Aim of the task: Look for "name" in the listing below. Gather each line that contains it.

Stored items:

⁂

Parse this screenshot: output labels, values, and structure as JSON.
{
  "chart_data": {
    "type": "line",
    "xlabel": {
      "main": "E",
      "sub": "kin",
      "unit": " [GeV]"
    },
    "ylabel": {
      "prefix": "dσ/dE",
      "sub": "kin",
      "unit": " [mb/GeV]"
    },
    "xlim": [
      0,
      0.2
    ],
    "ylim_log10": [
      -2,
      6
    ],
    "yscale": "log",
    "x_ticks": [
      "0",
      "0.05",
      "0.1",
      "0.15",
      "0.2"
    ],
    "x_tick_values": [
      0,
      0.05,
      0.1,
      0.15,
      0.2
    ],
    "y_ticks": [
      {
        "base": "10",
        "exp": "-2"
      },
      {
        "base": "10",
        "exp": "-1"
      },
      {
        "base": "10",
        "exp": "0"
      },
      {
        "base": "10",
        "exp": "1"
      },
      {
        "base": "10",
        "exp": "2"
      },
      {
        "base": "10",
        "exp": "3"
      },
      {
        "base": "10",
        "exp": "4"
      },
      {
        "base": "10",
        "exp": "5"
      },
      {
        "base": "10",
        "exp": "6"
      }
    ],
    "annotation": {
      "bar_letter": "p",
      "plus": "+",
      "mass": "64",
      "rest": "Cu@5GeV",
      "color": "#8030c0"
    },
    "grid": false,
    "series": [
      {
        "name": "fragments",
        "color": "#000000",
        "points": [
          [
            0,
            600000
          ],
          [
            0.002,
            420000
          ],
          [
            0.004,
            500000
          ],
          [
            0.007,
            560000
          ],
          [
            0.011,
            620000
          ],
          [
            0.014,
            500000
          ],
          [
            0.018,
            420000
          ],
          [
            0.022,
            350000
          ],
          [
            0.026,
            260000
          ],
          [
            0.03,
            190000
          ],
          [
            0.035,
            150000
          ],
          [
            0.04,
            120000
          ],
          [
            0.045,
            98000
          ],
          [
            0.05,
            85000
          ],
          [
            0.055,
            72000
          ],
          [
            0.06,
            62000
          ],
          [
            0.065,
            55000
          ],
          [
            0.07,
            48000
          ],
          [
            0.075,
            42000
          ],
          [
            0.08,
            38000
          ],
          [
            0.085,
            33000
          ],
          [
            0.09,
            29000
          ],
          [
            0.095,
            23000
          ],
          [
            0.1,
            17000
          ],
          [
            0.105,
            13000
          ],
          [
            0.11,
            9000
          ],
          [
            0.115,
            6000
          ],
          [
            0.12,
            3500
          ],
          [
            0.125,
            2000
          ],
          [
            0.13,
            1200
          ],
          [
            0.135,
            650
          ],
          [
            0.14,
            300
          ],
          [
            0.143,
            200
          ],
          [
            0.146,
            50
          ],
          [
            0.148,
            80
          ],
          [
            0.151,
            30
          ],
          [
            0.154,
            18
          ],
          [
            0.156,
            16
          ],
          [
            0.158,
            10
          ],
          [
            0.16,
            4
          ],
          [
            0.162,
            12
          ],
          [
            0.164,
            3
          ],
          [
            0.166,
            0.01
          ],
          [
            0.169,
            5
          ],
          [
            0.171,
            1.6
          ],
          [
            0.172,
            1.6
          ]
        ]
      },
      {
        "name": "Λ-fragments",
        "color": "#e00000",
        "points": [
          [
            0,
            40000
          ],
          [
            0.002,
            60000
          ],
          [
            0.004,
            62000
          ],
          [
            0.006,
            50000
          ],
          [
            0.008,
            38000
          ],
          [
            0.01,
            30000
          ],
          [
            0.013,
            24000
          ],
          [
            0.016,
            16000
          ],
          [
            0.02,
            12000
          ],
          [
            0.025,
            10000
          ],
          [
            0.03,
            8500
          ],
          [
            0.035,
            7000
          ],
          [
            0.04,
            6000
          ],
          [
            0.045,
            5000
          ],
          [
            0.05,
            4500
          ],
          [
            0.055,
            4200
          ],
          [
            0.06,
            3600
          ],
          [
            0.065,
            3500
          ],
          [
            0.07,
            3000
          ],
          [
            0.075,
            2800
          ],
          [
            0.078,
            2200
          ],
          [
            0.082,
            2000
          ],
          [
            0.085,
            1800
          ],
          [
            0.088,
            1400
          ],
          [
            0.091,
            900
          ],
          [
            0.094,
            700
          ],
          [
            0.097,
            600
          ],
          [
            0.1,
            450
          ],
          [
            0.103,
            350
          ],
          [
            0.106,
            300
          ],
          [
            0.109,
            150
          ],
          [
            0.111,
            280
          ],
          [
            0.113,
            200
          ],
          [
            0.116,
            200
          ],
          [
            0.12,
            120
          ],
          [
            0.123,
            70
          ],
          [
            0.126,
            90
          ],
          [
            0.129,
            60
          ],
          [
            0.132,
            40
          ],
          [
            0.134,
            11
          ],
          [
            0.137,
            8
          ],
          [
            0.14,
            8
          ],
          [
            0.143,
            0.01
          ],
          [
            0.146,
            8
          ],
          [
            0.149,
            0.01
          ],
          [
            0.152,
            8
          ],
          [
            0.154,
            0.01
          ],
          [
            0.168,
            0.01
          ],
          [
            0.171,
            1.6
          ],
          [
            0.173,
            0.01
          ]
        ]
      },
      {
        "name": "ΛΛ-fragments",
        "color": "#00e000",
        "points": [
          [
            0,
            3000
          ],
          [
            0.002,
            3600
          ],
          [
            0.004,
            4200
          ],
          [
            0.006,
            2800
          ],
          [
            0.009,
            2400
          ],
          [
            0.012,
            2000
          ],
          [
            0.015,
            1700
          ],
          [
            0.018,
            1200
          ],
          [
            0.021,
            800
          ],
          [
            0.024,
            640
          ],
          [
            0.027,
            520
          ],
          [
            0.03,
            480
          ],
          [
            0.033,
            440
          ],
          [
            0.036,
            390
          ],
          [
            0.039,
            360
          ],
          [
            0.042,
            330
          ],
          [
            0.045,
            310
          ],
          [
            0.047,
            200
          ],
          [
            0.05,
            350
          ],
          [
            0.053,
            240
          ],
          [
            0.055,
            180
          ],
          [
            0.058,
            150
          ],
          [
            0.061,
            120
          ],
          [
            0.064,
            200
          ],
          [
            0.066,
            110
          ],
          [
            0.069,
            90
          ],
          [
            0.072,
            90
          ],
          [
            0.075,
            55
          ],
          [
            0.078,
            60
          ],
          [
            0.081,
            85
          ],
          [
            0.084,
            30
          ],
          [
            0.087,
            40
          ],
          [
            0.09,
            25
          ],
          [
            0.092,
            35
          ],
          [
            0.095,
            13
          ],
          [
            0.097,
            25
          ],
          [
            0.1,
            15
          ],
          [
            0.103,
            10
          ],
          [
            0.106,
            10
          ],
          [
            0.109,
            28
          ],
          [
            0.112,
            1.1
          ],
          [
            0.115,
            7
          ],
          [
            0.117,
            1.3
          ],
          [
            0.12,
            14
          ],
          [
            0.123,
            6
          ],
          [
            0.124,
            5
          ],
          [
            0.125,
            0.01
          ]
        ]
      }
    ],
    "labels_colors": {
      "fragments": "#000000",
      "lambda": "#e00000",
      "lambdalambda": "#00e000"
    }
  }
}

⁂

Answer to this exercise:
        "name": "fragments",
        "name": "Λ-fragments",
        "name": "ΛΛ-fragments",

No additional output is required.